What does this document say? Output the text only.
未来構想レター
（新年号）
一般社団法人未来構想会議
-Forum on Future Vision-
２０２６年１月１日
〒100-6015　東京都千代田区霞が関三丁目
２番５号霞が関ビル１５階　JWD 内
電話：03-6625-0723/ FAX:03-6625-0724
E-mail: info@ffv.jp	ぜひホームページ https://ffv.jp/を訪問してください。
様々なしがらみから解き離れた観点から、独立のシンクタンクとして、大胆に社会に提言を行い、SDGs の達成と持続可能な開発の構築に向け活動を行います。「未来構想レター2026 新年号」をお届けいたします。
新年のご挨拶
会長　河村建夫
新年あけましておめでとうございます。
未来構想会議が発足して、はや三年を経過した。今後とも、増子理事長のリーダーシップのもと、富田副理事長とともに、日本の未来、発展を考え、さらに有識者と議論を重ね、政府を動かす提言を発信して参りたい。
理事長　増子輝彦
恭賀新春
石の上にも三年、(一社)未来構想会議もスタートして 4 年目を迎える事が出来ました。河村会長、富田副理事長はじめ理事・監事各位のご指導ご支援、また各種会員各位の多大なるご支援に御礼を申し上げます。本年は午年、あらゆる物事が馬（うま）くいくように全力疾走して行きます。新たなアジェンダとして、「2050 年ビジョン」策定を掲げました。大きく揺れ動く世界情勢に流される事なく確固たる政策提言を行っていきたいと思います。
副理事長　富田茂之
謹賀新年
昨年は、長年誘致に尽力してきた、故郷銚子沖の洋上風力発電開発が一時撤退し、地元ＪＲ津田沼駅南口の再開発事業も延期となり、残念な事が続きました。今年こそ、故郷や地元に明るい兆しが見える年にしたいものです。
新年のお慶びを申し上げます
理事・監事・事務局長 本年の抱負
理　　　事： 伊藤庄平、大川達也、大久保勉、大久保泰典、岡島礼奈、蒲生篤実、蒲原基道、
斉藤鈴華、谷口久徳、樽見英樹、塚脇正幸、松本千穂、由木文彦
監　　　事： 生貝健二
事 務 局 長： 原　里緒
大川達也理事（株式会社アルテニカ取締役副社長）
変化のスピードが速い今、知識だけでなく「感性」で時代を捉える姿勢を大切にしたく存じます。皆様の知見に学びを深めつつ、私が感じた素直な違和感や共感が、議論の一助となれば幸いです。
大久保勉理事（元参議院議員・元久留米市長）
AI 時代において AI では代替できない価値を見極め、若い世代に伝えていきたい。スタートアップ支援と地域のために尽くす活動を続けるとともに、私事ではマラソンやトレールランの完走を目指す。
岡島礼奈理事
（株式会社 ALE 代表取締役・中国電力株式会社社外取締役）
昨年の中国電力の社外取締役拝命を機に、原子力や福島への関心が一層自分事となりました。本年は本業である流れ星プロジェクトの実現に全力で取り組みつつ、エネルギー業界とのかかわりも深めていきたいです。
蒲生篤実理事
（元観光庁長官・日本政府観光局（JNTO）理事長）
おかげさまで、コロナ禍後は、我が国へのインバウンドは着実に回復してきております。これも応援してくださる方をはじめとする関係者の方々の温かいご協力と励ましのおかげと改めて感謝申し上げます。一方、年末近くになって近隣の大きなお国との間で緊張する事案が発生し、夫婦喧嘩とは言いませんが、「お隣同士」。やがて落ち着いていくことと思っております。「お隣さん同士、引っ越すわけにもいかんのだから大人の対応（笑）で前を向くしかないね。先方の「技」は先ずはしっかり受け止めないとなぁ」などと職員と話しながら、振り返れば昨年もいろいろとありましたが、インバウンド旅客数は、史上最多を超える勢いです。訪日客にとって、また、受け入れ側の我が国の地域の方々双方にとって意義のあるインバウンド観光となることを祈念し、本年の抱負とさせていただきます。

## YOUR TASK
Retype the listing above in full, with no alterations.

## PROBLEM SOLUTION
What does this document say? Output the text only.
未来構想レター
（新年号）
一般社団法人未来構想会議
-Forum on Future Vision-
２０２６年１月１日
〒100-6015　東京都千代田区霞が関三丁目
２番５号霞が関ビル１５階　JWD 内
電話：03-6625-0723/ FAX:03-6625-0724
E-mail: info@ffv.jp	ぜひホームページ https://ffv.jp/を訪問してください。
様々なしがらみから解き離れた観点から、独立のシンクタンクとして、大胆に社会に提言を行い、SDGs の達成と持続可能な開発の構築に向け活動を行います。「未来構想レター2026 新年号」をお届けいたします。
新年のご挨拶
会長　河村建夫
新年あけましておめでとうございます。
未来構想会議が発足して、はや三年を経過した。今後とも、増子理事長のリーダーシップのもと、富田副理事長とともに、日本の未来、発展を考え、さらに有識者と議論を重ね、政府を動かす提言を発信して参りたい。
理事長　増子輝彦
恭賀新春
石の上にも三年、(一社)未来構想会議もスタートして 4 年目を迎える事が出来ました。河村会長、富田副理事長はじめ理事・監事各位のご指導ご支援、また各種会員各位の多大なるご支援に御礼を申し上げます。本年は午年、あらゆる物事が馬（うま）くいくように全力疾走して行きます。新たなアジェンダとして、「2050 年ビジョン」策定を掲げました。大きく揺れ動く世界情勢に流される事なく確固たる政策提言を行っていきたいと思います。
副理事長　富田茂之
謹賀新年
昨年は、長年誘致に尽力してきた、故郷銚子沖の洋上風力発電開発が一時撤退し、地元ＪＲ津田沼駅南口の再開発事業も延期となり、残念な事が続きました。今年こそ、故郷や地元に明るい兆しが見える年にしたいものです。
新年のお慶びを申し上げます
理事・監事・事務局長 本年の抱負
理　　　事： 伊藤庄平、大川達也、大久保勉、大久保泰典、岡島礼奈、蒲生篤実、蒲原基道、
斉藤鈴華、谷口久徳、樽見英樹、塚脇正幸、松本千穂、由木文彦
監　　　事： 生貝健二
事 務 局 長： 原　里緒
大川達也理事（株式会社アルテニカ取締役副社長）
変化のスピードが速い今、知識だけでなく「感性」で時代を捉える姿勢を大切にしたく存じます。皆様の知見に学びを深めつつ、私が感じた素直な違和感や共感が、議論の一助となれば幸いです。
大久保勉理事（元参議院議員・元久留米市長）
AI 時代において AI では代替できない価値を見極め、若い世代に伝えていきたい。スタートアップ支援と地域のために尽くす活動を続けるとともに、私事ではマラソンやトレールランの完走を目指す。
岡島礼奈理事
（株式会社 ALE 代表取締役・中国電力株式会社社外取締役）
昨年の中国電力の社外取締役拝命を機に、原子力や福島への関心が一層自分事となりました。本年は本業である流れ星プロジェクトの実現に全力で取り組みつつ、エネルギー業界とのかかわりも深めていきたいです。
蒲生篤実理事
（元観光庁長官・日本政府観光局（JNTO）理事長）
おかげさまで、コロナ禍後は、我が国へのインバウンドは着実に回復してきております。これも応援してくださる方をはじめとする関係者の方々の温かいご協力と励ましのおかげと改めて感謝申し上げます。一方、年末近くになって近隣の大きなお国との間で緊張する事案が発生し、夫婦喧嘩とは言いませんが、「お隣同士」。やがて落ち着いていくことと思っております。「お隣さん同士、引っ越すわけにもいかんのだから大人の対応（笑）で前を向くしかないね。先方の「技」は先ずはしっかり受け止めないとなぁ」などと職員と話しながら、振り返れば昨年もいろいろとありましたが、インバウンド旅客数は、史上最多を超える勢いです。訪日客にとって、また、受け入れ側の我が国の地域の方々双方にとって意義のあるインバウンド観光となることを祈念し、本年の抱負とさせていただきます。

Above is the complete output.